Transcribe the lines below verbatim, skipping the images.
----- Entries shown -----
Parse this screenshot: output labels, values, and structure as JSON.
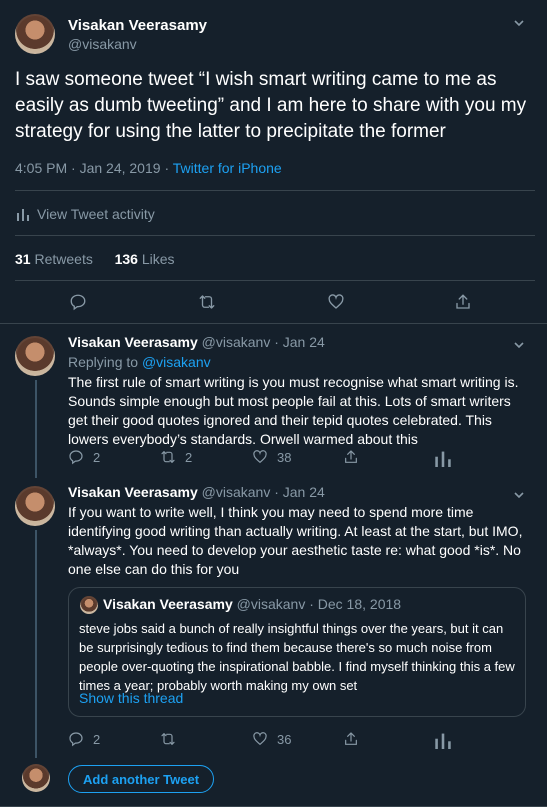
{
  "main_tweet": {
    "author_name": "Visakan Veerasamy",
    "author_handle": "@visakanv",
    "text": "I saw someone tweet “I wish smart writing came to me as easily as dumb tweeting” and I am here to share with you my strategy for using the latter to precipitate the former",
    "time": "4:05 PM · Jan 24, 2019",
    "separator": "·",
    "source": "Twitter for iPhone",
    "activity_label": "View Tweet activity",
    "retweets_count": "31",
    "retweets_label": "Retweets",
    "likes_count": "136",
    "likes_label": "Likes"
  },
  "replies": [
    {
      "author_name": "Visakan Veerasamy",
      "author_handle": "@visakanv",
      "date": "· Jan 24",
      "replying_prefix": "Replying to",
      "replying_to": "@visakanv",
      "text": "The first rule of smart writing is you must recognise what smart writing is. Sounds simple enough but most people fail at this. Lots of smart writers get their good quotes ignored and their tepid quotes celebrated. This lowers everybody’s standards. Orwell warmed about this",
      "replies": "2",
      "retweets": "2",
      "likes": "38"
    },
    {
      "author_name": "Visakan Veerasamy",
      "author_handle": "@visakanv",
      "date": "· Jan 24",
      "text": "If you want to write well, I think you may need to spend more time identifying good writing than actually writing. At least at the start, but IMO, *always*. You need to develop your aesthetic taste re: what good *is*. No one else can do this for you",
      "quote": {
        "author_name": "Visakan Veerasamy",
        "author_handle": "@visakanv",
        "date": "· Dec 18, 2018",
        "text": "steve jobs said a bunch of really insightful things over the years, but it can be surprisingly tedious to find them because there's so much noise from people over-quoting the inspirational babble. I find myself thinking this a few times a year; probably worth making my own set",
        "show_thread": "Show this thread"
      },
      "replies": "2",
      "retweets": "",
      "likes": "36"
    }
  ],
  "composer": {
    "add_label": "Add another Tweet"
  },
  "colors": {
    "background": "#15202b",
    "accent": "#1da1f2",
    "muted": "#8899a6",
    "border": "#38444d"
  }
}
-----
- Worked answer:
Parse this screenshot: output labels, values, and structure as JSON.
{
  "main_tweet": {
    "author_name": "Visakan Veerasamy",
    "author_handle": "@visakanv",
    "text": "I saw someone tweet “I wish smart writing came to me as easily as dumb tweeting” and I am here to share with you my strategy for using the latter to precipitate the former",
    "time": "4:05 PM · Jan 24, 2019",
    "separator": "·",
    "source": "Twitter for iPhone",
    "activity_label": "View Tweet activity",
    "retweets_count": "31",
    "retweets_label": "Retweets",
    "likes_count": "136",
    "likes_label": "Likes"
  },
  "replies": [
    {
      "author_name": "Visakan Veerasamy",
      "author_handle": "@visakanv",
      "date": "· Jan 24",
      "replying_prefix": "Replying to",
      "replying_to": "@visakanv",
      "text": "The first rule of smart writing is you must recognise what smart writing is. Sounds simple enough but most people fail at this. Lots of smart writers get their good quotes ignored and their tepid quotes celebrated. This lowers everybody’s standards. Orwell warmed about this",
      "replies": "2",
      "retweets": "2",
      "likes": "38"
    },
    {
      "author_name": "Visakan Veerasamy",
      "author_handle": "@visakanv",
      "date": "· Jan 24",
      "text": "If you want to write well, I think you may need to spend more time identifying good writing than actually writing. At least at the start, but IMO, *always*. You need to develop your aesthetic taste re: what good *is*. No one else can do this for you",
      "quote": {
        "author_name": "Visakan Veerasamy",
        "author_handle": "@visakanv",
        "date": "· Dec 18, 2018",
        "text": "steve jobs said a bunch of really insightful things over the years, but it can be surprisingly tedious to find them because there's so much noise from people over-quoting the inspirational babble. I find myself thinking this a few times a year; probably worth making my own set",
        "show_thread": "Show this thread"
      },
      "replies": "2",
      "retweets": "",
      "likes": "36"
    }
  ],
  "composer": {
    "add_label": "Add another Tweet"
  },
  "colors": {
    "background": "#15202b",
    "accent": "#1da1f2",
    "muted": "#8899a6",
    "border": "#38444d"
  }
}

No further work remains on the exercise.